Set exercise
Count the lines below that contain the word "domain". Give only the number.

Material provided

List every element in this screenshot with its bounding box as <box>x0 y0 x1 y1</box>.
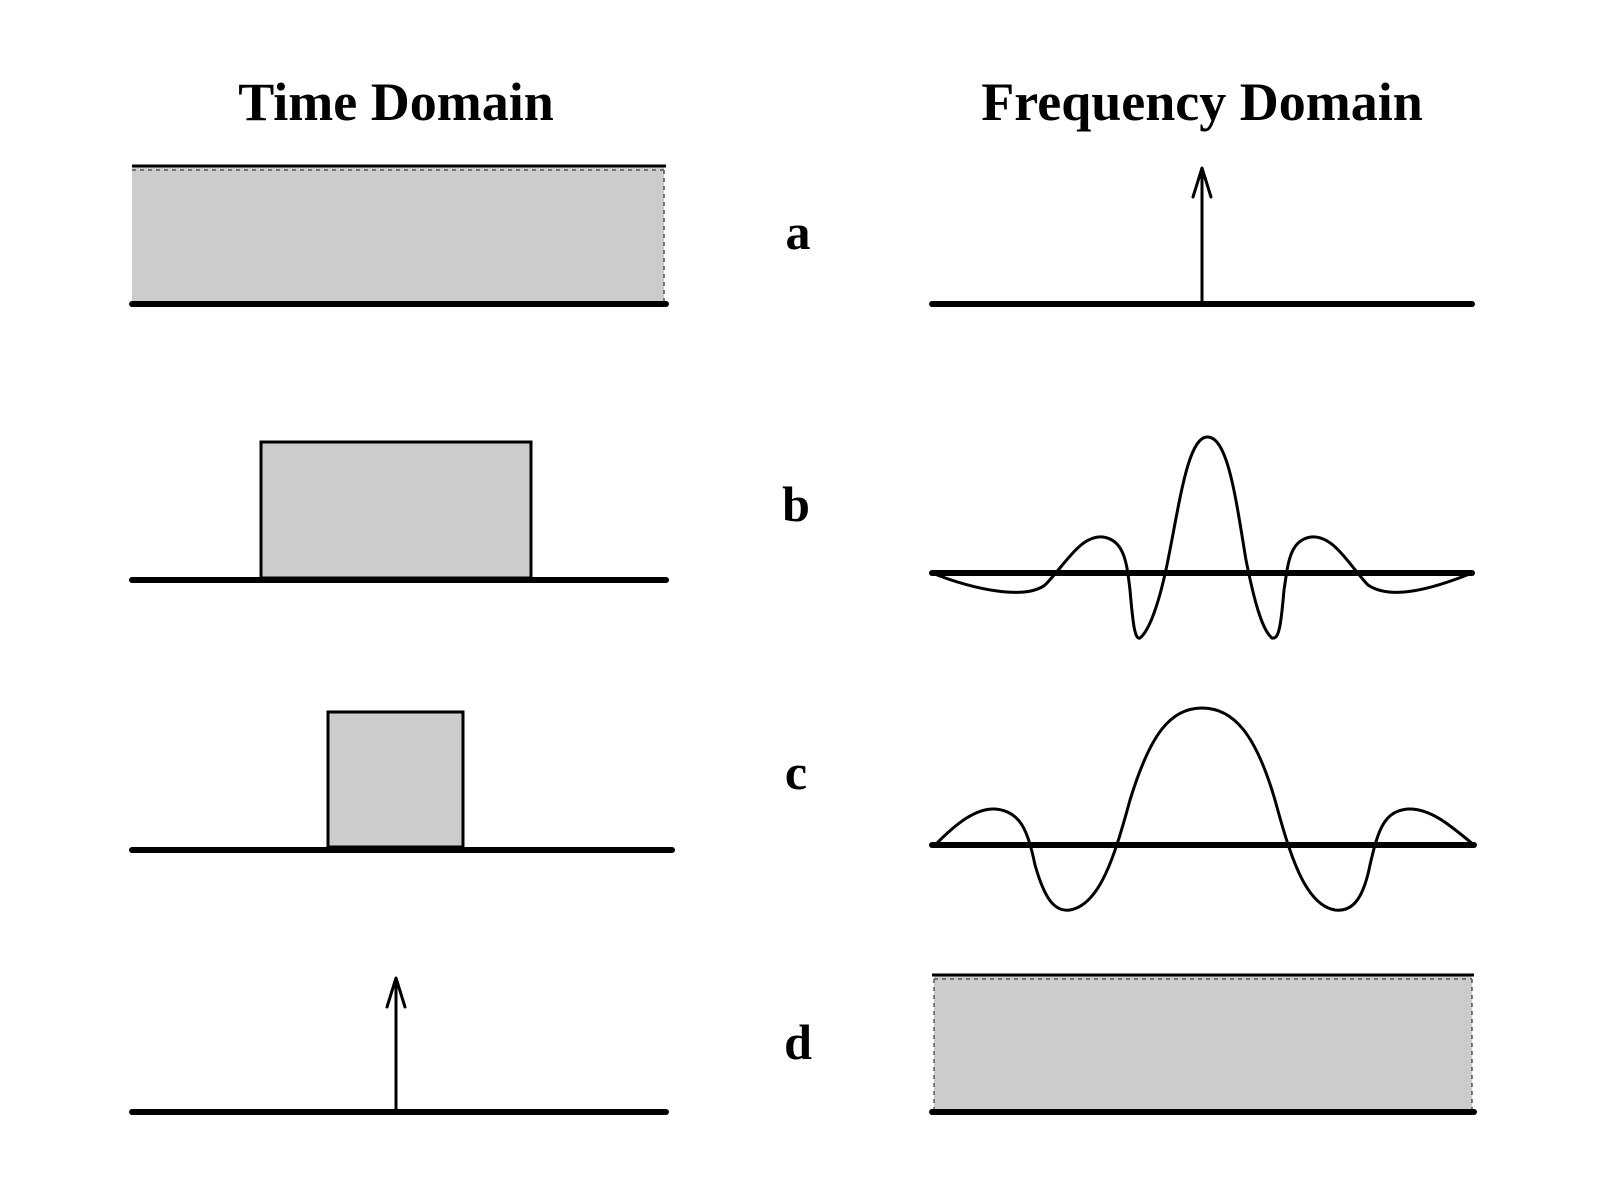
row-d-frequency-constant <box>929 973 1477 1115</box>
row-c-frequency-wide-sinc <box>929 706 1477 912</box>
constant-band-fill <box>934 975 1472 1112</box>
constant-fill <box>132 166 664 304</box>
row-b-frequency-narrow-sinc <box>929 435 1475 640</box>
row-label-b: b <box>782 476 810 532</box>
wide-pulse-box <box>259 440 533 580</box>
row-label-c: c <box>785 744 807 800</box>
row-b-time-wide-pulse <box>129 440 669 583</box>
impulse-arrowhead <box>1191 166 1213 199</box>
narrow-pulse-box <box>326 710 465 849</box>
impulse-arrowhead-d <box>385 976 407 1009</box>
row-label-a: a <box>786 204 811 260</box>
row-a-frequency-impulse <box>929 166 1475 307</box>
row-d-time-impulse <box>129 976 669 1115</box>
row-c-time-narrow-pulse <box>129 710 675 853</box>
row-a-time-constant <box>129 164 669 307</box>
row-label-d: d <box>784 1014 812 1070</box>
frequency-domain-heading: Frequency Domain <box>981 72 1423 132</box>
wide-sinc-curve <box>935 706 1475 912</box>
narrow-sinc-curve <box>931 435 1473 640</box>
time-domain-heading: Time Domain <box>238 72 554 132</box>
---
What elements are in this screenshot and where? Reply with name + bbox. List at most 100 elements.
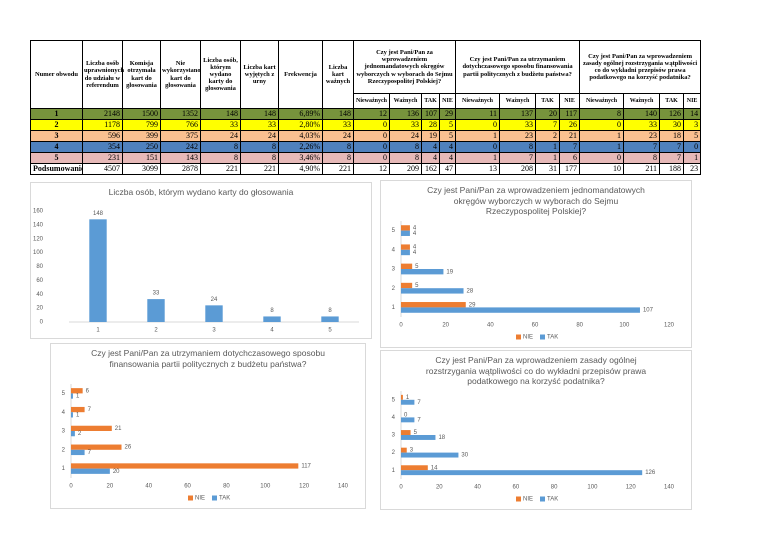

Final result
2